** start **
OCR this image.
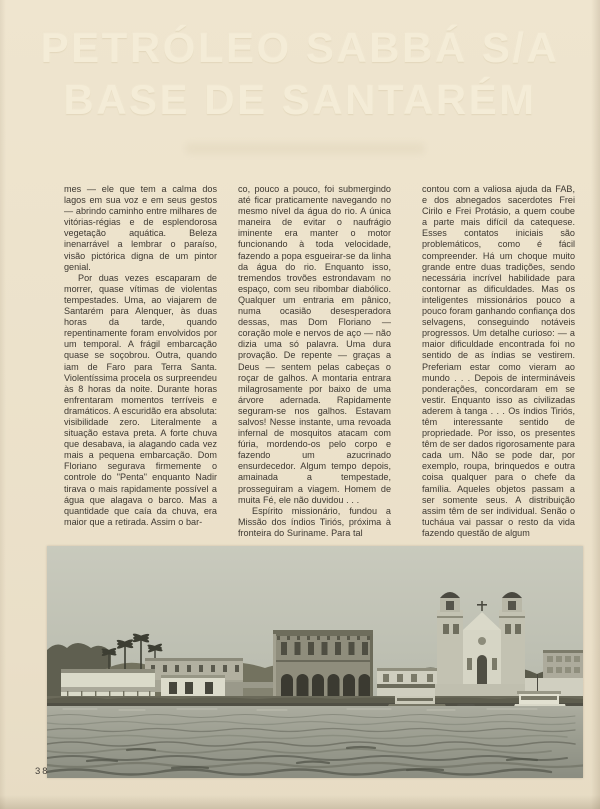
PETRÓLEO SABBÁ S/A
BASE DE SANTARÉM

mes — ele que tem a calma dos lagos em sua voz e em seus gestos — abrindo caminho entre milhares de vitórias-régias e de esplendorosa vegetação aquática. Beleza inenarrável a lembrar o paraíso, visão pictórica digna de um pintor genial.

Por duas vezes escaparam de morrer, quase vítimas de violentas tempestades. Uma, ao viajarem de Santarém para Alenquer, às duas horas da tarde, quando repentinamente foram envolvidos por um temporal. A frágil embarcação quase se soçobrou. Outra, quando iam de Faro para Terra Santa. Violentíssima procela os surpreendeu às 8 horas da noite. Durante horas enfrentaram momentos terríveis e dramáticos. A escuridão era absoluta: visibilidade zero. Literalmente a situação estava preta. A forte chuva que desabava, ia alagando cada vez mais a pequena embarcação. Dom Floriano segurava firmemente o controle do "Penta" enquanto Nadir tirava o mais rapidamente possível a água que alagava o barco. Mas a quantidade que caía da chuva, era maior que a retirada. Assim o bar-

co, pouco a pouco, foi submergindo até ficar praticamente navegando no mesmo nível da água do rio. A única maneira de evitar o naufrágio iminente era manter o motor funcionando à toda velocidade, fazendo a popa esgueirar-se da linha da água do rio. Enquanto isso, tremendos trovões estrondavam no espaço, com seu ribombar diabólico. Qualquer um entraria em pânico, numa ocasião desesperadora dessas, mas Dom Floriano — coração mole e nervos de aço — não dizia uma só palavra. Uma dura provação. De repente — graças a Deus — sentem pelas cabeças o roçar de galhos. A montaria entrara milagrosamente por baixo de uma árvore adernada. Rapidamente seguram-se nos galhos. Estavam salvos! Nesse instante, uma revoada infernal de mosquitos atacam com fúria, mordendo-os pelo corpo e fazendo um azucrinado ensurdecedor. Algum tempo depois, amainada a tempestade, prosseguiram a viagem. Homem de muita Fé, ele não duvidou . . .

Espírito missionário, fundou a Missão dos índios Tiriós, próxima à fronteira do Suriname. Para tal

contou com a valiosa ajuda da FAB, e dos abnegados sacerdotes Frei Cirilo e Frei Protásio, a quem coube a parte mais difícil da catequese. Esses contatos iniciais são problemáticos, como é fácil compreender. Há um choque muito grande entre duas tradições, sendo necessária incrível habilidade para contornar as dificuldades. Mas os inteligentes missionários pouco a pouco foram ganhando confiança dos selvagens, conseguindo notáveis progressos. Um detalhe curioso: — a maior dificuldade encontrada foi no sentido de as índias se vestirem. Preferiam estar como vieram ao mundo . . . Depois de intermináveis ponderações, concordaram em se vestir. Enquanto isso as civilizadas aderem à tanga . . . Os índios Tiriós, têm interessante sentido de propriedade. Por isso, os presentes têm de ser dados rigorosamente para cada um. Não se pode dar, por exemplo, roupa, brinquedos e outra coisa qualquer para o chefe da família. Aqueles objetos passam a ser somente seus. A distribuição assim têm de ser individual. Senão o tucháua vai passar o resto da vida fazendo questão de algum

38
** end **
** start **
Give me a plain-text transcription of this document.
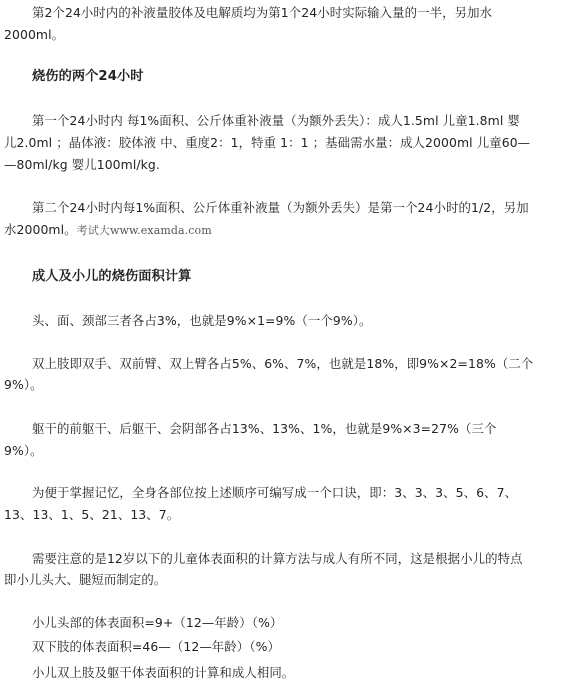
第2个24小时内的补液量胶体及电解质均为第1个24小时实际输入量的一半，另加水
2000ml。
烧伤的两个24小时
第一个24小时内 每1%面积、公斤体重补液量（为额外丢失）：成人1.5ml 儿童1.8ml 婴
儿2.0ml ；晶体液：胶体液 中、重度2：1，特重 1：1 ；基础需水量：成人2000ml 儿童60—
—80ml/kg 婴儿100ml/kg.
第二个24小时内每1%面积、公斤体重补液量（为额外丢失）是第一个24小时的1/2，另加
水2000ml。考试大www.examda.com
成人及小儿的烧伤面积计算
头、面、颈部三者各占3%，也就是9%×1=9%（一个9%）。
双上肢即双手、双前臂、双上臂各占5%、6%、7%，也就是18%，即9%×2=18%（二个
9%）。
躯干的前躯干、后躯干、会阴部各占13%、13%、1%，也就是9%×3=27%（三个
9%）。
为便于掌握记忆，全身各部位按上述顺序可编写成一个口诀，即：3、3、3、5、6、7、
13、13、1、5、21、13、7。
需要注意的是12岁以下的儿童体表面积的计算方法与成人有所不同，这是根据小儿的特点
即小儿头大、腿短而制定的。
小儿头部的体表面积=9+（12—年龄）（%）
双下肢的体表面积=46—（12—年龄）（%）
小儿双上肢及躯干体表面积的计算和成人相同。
** end **
→ **AIM**
Look through the data above. Copy every line with the string "índios" in it.

→ **WRITTEN ANSWER**
Espírito missionário, fundou a Missão dos índios Tiriós, próxima à fronteira do Suriname. Para tal
contou com a valiosa ajuda da FAB, e dos abnegados sacerdotes Frei Cirilo e Frei Protásio, a quem coube a parte mais difícil da catequese. Esses contatos iniciais são problemáticos, como é fácil compreender. Há um choque muito grande entre duas tradições, sendo necessária incrível habilidade para contornar as dificuldades. Mas os inteligentes missionários pouco a pouco foram ganhando confiança dos selvagens, conseguindo notáveis progressos. Um detalhe curioso: — a maior dificuldade encontrada foi no sentido de as índias se vestirem. Preferiam estar como vieram ao mundo . . . Depois de intermináveis ponderações, concordaram em se vestir. Enquanto isso as civilizadas aderem à tanga . . . Os índios Tiriós, têm interessante sentido de propriedade. Por isso, os presentes têm de ser dados rigorosamente para cada um. Não se pode dar, por exemplo, roupa, brinquedos e outra coisa qualquer para o chefe da família. Aqueles objetos passam a ser somente seus. A distribuição assim têm de ser individual. Senão o tucháua vai passar o resto da vida fazendo questão de algum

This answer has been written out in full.